**Task statement:** Identify each line containing the word "datasource" and copy it.

**Given records:**
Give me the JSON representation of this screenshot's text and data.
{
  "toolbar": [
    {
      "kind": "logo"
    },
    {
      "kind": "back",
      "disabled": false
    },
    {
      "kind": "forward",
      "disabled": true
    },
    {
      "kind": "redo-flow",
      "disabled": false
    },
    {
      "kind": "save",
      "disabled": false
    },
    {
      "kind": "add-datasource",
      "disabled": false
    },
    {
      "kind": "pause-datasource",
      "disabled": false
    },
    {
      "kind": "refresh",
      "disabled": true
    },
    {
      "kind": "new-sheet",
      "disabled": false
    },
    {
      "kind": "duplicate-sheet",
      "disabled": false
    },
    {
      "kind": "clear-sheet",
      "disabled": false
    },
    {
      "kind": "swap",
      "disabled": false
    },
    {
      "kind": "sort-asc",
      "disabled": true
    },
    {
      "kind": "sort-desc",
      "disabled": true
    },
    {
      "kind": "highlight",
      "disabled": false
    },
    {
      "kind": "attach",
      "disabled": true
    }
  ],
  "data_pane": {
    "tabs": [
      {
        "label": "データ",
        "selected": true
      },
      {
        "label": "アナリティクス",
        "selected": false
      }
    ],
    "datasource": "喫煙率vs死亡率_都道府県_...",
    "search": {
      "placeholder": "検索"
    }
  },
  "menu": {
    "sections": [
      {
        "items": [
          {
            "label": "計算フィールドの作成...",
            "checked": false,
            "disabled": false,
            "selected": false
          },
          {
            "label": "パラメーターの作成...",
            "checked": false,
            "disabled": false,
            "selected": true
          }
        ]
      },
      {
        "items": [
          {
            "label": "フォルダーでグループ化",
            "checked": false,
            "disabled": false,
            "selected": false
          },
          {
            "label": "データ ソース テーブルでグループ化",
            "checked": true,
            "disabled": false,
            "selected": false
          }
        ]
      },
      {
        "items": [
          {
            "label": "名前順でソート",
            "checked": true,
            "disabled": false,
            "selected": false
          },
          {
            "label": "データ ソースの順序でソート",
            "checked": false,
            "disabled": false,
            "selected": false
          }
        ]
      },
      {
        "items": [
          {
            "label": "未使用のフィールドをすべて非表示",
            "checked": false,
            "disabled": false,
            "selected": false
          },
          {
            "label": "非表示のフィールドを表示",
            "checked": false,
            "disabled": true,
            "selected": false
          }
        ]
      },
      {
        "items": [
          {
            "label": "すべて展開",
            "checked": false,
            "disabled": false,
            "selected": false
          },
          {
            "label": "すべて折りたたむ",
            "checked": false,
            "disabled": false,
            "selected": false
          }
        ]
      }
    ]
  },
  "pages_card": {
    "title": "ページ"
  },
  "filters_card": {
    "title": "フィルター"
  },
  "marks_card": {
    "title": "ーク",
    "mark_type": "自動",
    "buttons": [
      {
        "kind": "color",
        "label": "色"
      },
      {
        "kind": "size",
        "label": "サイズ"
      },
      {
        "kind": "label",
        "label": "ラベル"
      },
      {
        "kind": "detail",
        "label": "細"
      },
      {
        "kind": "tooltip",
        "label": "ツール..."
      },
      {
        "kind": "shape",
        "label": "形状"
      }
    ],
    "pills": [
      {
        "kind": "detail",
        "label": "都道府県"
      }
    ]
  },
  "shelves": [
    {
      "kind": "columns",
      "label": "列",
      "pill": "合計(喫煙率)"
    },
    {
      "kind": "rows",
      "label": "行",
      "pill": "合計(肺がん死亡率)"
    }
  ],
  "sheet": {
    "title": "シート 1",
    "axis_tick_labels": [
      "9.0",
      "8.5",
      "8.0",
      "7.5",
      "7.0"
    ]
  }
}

**Result of this exercise:**
      "kind": "add-datasource",
      "kind": "pause-datasource",
    "datasource": "喫煙率vs死亡率_都道府県_...",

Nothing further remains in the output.